**Written exercise:** Wherever "ABCD" appears in a line, list that line.

=== Supplied data ===

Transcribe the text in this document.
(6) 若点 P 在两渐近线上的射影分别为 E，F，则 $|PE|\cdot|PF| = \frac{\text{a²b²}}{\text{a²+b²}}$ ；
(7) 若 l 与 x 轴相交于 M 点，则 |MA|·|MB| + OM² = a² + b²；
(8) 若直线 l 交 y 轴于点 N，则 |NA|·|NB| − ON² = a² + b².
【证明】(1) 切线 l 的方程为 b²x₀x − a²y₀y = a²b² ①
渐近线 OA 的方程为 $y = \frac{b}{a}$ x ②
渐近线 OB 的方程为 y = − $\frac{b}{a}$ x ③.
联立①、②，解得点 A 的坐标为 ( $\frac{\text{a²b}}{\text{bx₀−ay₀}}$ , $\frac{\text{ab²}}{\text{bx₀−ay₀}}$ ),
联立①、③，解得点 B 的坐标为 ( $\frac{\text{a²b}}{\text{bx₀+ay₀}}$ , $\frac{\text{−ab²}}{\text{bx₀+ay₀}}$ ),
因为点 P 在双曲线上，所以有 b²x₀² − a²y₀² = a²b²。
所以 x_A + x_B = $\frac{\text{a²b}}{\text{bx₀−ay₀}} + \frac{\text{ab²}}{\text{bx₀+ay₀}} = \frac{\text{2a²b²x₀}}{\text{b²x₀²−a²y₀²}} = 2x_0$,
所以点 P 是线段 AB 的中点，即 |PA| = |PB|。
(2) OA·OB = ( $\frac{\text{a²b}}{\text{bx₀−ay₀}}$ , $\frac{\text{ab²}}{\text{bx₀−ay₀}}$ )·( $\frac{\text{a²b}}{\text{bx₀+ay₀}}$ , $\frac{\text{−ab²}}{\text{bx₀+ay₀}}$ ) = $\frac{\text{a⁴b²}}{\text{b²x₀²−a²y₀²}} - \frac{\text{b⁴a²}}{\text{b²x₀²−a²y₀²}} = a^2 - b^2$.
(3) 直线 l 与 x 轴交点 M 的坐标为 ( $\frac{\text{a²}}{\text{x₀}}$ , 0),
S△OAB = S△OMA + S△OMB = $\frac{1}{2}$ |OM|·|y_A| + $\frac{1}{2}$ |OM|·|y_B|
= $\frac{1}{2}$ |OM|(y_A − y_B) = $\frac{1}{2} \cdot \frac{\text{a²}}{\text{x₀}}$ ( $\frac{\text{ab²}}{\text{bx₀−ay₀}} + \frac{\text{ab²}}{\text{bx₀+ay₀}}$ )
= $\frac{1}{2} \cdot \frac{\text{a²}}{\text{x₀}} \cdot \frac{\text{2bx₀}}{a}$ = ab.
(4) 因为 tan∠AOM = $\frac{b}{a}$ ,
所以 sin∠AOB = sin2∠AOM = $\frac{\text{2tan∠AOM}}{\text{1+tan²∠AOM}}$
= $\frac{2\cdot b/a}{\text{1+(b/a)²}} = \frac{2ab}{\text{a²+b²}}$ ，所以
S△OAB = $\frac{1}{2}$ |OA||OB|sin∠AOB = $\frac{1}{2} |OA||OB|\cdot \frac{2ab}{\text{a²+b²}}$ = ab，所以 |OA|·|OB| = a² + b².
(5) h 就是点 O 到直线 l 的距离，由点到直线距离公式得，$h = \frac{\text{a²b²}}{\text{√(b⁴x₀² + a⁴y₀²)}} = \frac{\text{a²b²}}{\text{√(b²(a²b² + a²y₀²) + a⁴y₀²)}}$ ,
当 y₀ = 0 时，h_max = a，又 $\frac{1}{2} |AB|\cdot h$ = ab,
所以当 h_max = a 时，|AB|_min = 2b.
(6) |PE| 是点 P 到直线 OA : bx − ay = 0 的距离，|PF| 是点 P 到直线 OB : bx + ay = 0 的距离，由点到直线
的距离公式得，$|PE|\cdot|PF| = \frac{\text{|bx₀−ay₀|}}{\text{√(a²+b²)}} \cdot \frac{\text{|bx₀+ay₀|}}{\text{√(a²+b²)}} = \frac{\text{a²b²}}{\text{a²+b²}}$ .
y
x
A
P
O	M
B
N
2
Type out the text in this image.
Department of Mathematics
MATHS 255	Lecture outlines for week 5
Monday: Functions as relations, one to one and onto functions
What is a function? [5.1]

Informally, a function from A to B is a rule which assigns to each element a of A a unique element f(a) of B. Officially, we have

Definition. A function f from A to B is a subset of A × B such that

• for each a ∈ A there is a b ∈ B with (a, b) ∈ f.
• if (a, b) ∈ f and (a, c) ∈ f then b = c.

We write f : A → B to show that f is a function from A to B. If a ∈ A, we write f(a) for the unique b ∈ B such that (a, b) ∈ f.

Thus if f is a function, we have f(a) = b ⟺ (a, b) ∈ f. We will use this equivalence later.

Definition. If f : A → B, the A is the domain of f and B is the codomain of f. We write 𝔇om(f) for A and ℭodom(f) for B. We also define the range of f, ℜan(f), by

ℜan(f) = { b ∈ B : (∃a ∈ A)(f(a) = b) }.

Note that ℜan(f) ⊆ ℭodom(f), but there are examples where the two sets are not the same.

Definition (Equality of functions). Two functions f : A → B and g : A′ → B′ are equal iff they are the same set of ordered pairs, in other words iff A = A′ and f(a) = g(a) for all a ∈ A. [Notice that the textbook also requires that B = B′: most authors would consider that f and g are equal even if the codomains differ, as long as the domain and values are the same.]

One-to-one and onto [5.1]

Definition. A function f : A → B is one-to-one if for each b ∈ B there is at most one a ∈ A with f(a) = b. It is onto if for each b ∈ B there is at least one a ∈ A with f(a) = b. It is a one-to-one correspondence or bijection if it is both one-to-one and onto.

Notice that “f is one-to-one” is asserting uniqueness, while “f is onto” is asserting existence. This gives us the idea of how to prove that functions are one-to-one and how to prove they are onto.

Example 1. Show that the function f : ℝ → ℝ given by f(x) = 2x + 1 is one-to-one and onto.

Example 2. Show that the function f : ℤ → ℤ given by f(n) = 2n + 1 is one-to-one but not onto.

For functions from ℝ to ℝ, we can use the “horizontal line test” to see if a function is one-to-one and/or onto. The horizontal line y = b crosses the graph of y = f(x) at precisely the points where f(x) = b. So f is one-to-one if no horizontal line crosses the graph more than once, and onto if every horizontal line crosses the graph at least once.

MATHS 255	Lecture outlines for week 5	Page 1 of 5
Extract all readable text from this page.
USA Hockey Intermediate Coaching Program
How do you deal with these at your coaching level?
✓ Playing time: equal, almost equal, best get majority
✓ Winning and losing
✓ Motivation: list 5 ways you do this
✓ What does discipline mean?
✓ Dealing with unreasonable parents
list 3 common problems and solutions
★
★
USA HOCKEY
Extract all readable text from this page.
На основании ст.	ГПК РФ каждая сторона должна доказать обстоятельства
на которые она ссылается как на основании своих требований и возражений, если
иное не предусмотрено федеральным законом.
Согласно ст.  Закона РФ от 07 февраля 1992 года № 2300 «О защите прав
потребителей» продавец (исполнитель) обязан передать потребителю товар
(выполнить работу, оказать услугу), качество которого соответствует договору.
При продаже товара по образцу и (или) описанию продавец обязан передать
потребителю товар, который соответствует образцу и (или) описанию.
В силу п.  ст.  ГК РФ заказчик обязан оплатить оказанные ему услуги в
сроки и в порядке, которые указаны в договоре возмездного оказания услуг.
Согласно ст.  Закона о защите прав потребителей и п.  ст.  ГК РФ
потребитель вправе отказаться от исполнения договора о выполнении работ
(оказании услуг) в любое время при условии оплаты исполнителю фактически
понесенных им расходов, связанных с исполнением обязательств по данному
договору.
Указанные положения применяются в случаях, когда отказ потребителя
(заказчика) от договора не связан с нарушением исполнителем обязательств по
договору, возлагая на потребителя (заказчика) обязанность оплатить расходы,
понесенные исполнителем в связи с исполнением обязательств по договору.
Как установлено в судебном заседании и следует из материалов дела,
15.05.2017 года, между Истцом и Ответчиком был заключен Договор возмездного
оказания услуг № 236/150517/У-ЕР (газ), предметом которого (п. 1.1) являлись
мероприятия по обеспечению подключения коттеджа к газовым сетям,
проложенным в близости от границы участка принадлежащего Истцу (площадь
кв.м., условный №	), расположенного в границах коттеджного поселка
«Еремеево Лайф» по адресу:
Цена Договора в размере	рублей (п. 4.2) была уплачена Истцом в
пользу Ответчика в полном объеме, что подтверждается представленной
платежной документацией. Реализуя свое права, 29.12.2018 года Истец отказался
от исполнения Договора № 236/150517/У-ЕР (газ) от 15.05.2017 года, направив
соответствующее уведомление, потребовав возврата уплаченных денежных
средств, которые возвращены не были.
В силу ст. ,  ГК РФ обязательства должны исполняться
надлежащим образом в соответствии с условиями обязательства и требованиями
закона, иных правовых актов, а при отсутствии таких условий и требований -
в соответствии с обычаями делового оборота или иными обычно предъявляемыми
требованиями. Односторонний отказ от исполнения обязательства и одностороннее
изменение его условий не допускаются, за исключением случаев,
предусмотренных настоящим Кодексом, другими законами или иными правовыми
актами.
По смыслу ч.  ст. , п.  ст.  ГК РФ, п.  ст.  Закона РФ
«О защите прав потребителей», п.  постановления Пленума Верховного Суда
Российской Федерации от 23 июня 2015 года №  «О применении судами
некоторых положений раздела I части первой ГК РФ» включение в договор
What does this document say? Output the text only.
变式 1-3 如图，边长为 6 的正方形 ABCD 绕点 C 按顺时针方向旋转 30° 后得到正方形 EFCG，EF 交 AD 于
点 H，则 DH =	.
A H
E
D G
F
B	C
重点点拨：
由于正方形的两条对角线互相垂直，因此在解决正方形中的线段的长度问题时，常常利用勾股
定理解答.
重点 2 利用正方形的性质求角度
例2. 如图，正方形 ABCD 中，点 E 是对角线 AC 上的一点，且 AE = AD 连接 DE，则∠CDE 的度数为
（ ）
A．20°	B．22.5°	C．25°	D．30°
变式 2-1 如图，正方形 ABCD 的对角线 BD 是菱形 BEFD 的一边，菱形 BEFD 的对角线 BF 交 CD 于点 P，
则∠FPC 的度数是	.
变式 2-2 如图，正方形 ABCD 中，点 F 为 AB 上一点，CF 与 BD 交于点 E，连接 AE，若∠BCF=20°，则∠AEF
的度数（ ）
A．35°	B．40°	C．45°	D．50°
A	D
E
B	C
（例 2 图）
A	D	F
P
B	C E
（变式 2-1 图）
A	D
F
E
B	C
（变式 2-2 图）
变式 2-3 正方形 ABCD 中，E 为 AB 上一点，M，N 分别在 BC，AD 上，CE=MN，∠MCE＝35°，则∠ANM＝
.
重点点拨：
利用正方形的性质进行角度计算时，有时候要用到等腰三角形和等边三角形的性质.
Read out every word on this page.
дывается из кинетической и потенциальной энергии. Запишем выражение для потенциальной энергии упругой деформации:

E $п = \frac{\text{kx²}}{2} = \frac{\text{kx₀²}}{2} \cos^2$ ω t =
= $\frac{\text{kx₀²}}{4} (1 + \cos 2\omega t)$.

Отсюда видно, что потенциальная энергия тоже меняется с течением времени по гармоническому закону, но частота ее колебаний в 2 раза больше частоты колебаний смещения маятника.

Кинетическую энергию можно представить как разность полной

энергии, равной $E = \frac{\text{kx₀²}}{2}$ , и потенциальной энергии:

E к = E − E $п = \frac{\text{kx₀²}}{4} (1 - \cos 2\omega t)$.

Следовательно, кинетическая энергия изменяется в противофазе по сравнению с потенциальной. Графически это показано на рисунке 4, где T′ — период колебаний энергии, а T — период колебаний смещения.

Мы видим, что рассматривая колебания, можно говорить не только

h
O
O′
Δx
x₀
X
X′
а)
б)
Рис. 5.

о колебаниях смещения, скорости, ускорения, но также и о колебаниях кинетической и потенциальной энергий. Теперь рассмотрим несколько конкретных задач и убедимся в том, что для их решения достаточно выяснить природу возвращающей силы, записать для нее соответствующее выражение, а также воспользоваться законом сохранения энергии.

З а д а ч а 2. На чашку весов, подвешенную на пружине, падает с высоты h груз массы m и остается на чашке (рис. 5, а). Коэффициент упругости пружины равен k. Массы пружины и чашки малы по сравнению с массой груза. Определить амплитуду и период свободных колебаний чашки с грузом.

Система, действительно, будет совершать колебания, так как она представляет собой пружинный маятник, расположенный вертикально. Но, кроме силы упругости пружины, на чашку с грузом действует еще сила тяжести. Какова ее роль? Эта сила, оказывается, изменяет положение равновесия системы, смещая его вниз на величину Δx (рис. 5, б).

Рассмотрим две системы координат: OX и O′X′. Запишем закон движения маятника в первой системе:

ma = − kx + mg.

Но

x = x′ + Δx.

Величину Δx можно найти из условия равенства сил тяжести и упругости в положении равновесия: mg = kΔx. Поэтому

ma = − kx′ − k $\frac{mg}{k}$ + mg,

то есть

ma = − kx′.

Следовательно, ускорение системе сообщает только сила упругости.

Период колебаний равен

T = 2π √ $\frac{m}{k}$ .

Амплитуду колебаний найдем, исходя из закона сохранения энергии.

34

===

**Written answer:**
变式 1-3 如图，边长为 6 的正方形 ABCD 绕点 C 按顺时针方向旋转 30° 后得到正方形 EFCG，EF 交 AD 于
例2. 如图，正方形 ABCD 中，点 E 是对角线 AC 上的一点，且 AE = AD 连接 DE，则∠CDE 的度数为
变式 2-1 如图，正方形 ABCD 的对角线 BD 是菱形 BEFD 的一边，菱形 BEFD 的对角线 BF 交 CD 于点 P，
变式 2-2 如图，正方形 ABCD 中，点 F 为 AB 上一点，CF 与 BD 交于点 E，连接 AE，若∠BCF=20°，则∠AEF
变式 2-3 正方形 ABCD 中，E 为 AB 上一点，M，N 分别在 BC，AD 上，CE=MN，∠MCE＝35°，则∠ANM＝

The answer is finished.